Set task:
Reproduce the lines from the start of the records through "tab-blueton[interactable]: Blueton.mlx ×", replacing "Enumerate" with "List" and leaving everything else unchanged. Do not include the pictures.

Data extract:
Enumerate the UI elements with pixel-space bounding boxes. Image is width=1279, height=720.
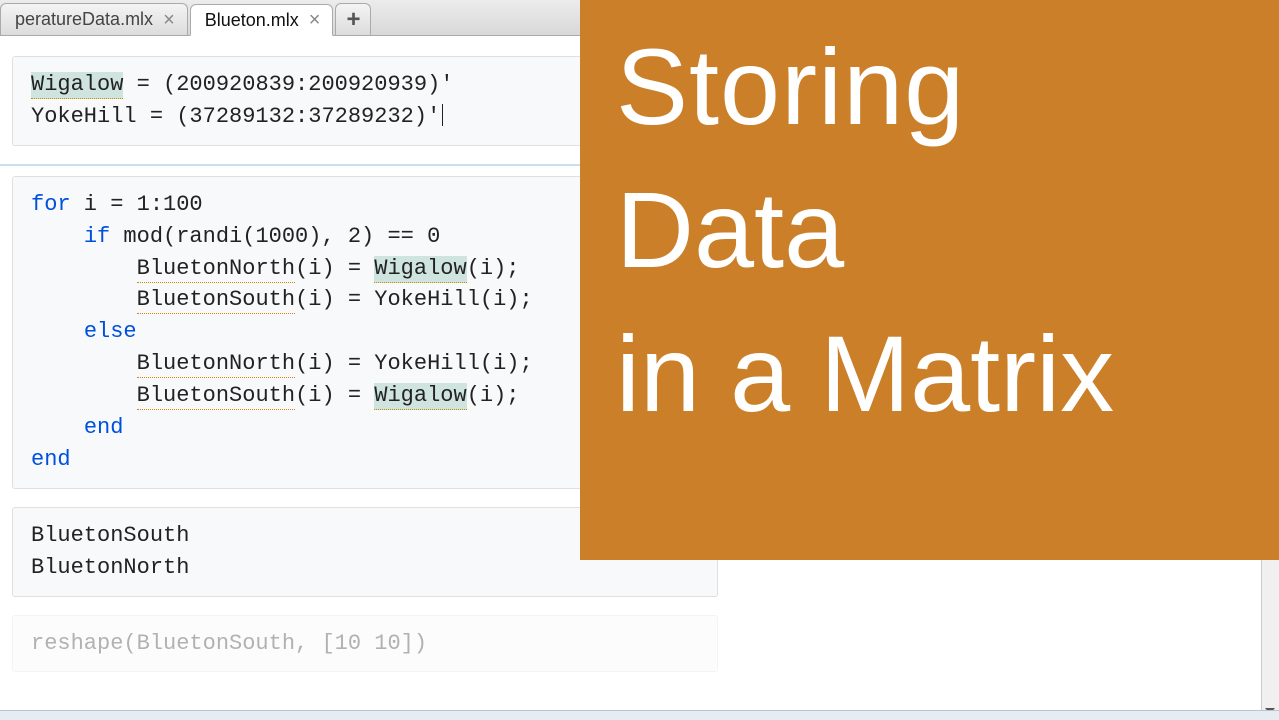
var-wigalow: Wigalow (31, 72, 123, 99)
close-icon[interactable]: × (309, 10, 321, 30)
code-cell-4[interactable]: reshape(BluetonSouth, [10 10]) (12, 615, 718, 673)
overlay-line-2: Data (616, 173, 1250, 286)
code-block[interactable]: reshape(BluetonSouth, [10 10]) (31, 628, 699, 660)
var-blueton-south: BluetonSouth (137, 383, 295, 410)
tab-blueton[interactable]: Blueton.mlx × (190, 4, 334, 36)
tab-temperature-data[interactable]: peratureData.mlx × (0, 3, 188, 35)
var-blueton-north: BluetonNorth (137, 351, 295, 378)
var-wigalow: Wigalow (374, 383, 466, 410)
var-blueton-south: BluetonSouth (137, 287, 295, 314)
close-icon[interactable]: × (163, 10, 175, 30)
status-bar (0, 710, 1279, 720)
overlay-line-3: in a Matrix (616, 317, 1250, 430)
overlay-line-1: Storing (616, 30, 1250, 143)
text-cursor (442, 104, 443, 126)
title-overlay: Storing Data in a Matrix (580, 0, 1279, 560)
var-wigalow: Wigalow (374, 256, 466, 283)
tab-label: Blueton.mlx (205, 10, 299, 31)
tab-add[interactable]: + (335, 3, 371, 35)
plus-icon: + (346, 6, 360, 34)
tab-label: peratureData.mlx (15, 9, 153, 30)
var-blueton-north: BluetonNorth (137, 256, 295, 283)
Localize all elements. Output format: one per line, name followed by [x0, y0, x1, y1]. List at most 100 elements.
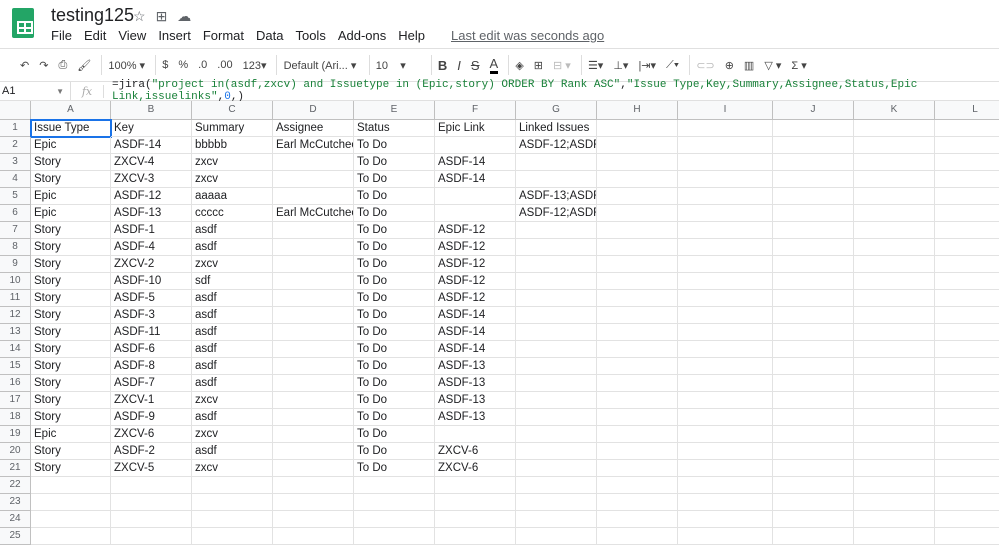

The output:
List the UI elements with pixel-space bounding boxes. Image is width=1279, height=720.
var-wigalow: Wigalow (31, 72, 123, 99)
close-icon[interactable]: × (309, 10, 321, 30)
code-cell-4[interactable]: reshape(BluetonSouth, [10 10]) (12, 615, 718, 673)
overlay-line-2: Data (616, 173, 1250, 286)
code-block[interactable]: reshape(BluetonSouth, [10 10]) (31, 628, 699, 660)
var-blueton-south: BluetonSouth (137, 383, 295, 410)
tab-blueton[interactable]: Blueton.mlx × (190, 4, 334, 36)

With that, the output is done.